- **Requirements**
Sift the listing for lines that hold the string "local" and pull them out.

- **Data to process**
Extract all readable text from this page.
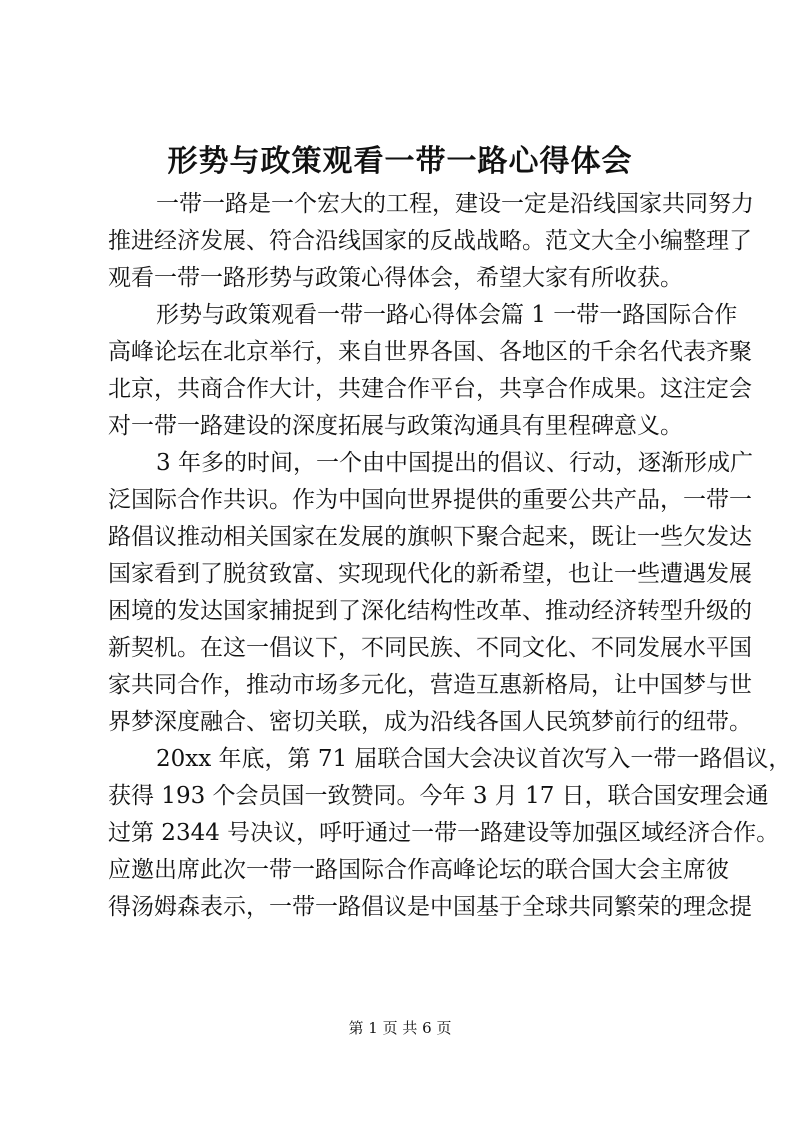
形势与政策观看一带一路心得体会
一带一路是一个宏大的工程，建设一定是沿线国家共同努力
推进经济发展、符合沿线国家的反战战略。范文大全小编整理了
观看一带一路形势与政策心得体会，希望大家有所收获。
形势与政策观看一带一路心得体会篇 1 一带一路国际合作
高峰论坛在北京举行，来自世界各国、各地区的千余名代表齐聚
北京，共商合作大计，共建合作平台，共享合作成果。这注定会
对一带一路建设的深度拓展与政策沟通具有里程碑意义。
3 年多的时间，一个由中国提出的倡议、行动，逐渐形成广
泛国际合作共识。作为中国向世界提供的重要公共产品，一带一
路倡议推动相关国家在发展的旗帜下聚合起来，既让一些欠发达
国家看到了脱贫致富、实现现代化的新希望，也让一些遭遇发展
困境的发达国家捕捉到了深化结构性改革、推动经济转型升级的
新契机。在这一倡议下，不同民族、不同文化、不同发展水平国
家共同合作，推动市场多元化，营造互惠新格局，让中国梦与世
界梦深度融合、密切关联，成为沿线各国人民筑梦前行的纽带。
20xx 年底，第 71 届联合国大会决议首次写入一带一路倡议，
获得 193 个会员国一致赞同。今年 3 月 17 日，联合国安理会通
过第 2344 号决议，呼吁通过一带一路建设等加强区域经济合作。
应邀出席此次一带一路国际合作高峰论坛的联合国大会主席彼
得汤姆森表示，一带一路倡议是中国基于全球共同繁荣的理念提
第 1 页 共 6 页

---

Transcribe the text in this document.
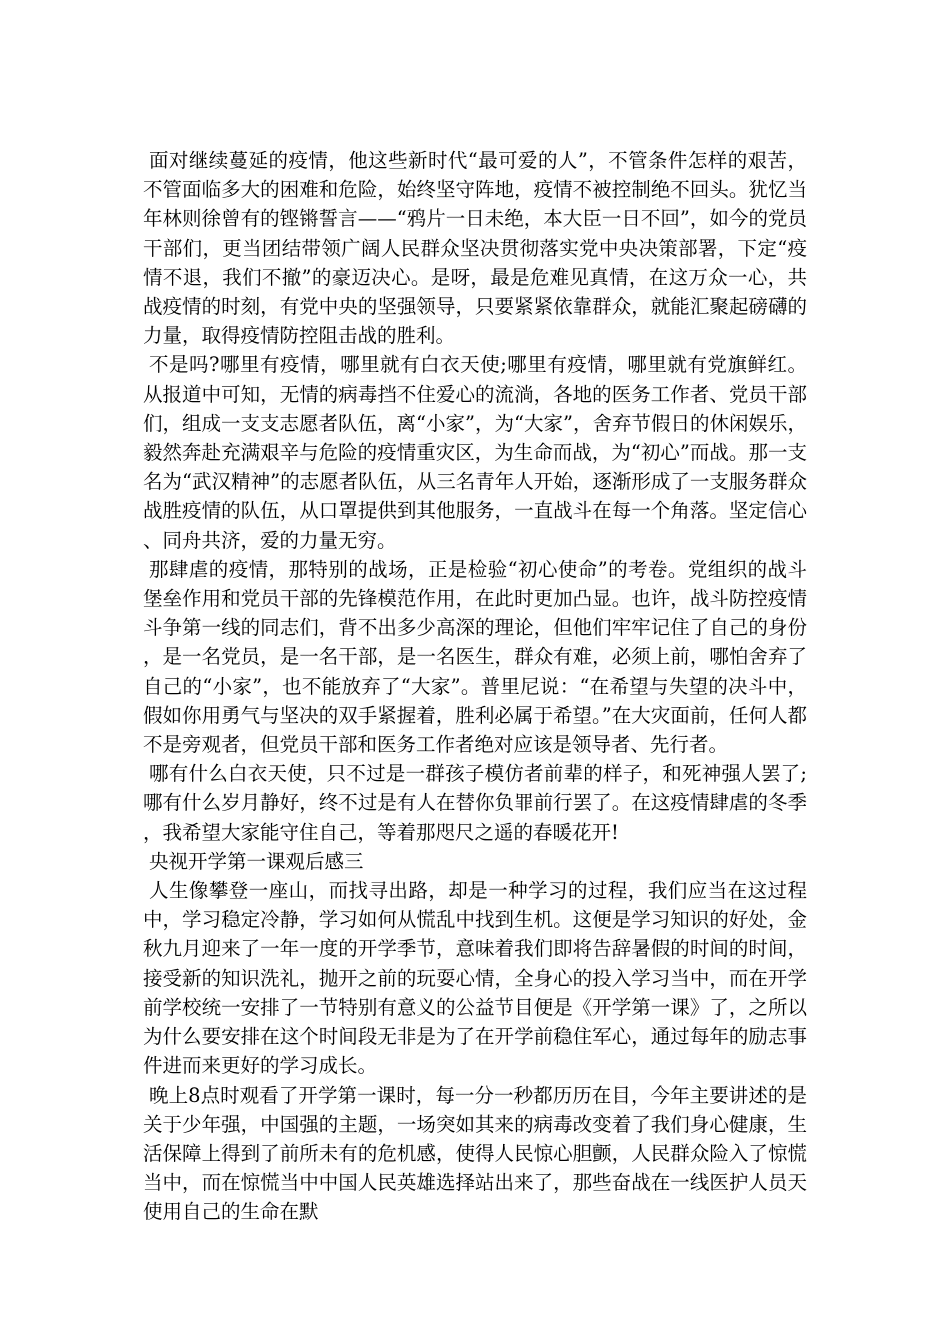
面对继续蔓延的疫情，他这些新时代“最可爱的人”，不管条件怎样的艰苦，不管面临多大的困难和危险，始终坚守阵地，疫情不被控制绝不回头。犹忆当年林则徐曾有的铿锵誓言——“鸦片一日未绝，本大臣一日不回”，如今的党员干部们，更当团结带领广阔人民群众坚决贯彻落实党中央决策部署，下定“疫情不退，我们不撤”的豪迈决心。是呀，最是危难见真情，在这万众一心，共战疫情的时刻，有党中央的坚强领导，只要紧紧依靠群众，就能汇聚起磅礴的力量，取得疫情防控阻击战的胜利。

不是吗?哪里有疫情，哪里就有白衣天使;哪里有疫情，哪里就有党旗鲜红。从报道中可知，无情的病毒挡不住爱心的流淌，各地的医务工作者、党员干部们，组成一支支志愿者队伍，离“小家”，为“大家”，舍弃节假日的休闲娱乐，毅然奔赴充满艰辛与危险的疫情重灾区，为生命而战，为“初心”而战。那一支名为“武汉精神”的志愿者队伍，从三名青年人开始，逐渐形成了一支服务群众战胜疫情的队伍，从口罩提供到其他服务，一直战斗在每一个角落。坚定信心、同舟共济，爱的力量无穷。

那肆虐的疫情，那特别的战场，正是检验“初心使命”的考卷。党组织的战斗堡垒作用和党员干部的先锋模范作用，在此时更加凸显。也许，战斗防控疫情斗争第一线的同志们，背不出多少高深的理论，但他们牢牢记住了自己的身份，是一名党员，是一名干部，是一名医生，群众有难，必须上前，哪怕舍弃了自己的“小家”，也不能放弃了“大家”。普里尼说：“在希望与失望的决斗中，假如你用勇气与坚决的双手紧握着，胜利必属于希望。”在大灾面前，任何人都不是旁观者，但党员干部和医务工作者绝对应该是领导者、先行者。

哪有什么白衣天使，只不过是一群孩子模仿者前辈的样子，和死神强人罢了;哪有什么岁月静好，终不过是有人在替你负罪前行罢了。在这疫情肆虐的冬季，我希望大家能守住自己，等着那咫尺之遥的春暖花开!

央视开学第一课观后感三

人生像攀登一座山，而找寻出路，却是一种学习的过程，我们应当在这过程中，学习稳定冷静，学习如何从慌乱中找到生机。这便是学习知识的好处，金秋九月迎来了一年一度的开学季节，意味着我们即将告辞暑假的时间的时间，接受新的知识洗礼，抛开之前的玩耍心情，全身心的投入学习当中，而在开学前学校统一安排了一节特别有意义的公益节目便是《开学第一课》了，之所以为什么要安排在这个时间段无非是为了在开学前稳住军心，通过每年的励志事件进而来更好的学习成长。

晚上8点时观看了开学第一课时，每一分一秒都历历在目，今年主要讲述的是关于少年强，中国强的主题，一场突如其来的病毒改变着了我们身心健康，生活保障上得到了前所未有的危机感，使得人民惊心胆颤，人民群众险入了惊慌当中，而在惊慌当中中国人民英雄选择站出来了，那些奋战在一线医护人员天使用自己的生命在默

==

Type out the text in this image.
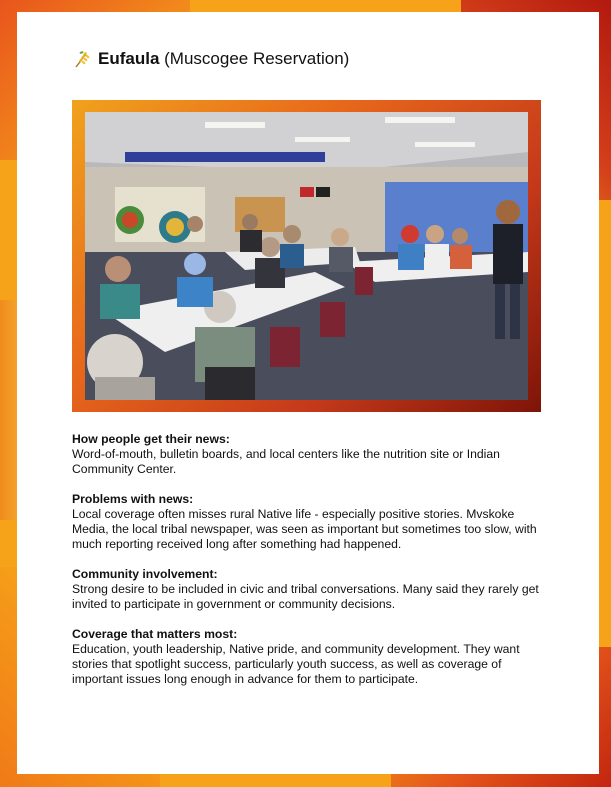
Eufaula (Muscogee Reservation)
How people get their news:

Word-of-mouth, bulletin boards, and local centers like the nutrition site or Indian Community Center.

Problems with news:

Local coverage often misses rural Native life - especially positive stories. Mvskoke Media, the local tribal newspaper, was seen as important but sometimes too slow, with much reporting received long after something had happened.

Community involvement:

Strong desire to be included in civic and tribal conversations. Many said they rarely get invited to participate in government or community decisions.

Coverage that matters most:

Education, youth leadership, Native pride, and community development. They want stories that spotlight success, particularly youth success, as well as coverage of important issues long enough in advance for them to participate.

- **Answer for the task**
Word-of-mouth, bulletin boards, and local centers like the nutrition site or Indian Community Center.
Local coverage often misses rural Native life - especially positive stories. Mvskoke Media, the local tribal newspaper, was seen as important but sometimes too slow, with much reporting received long after something had happened.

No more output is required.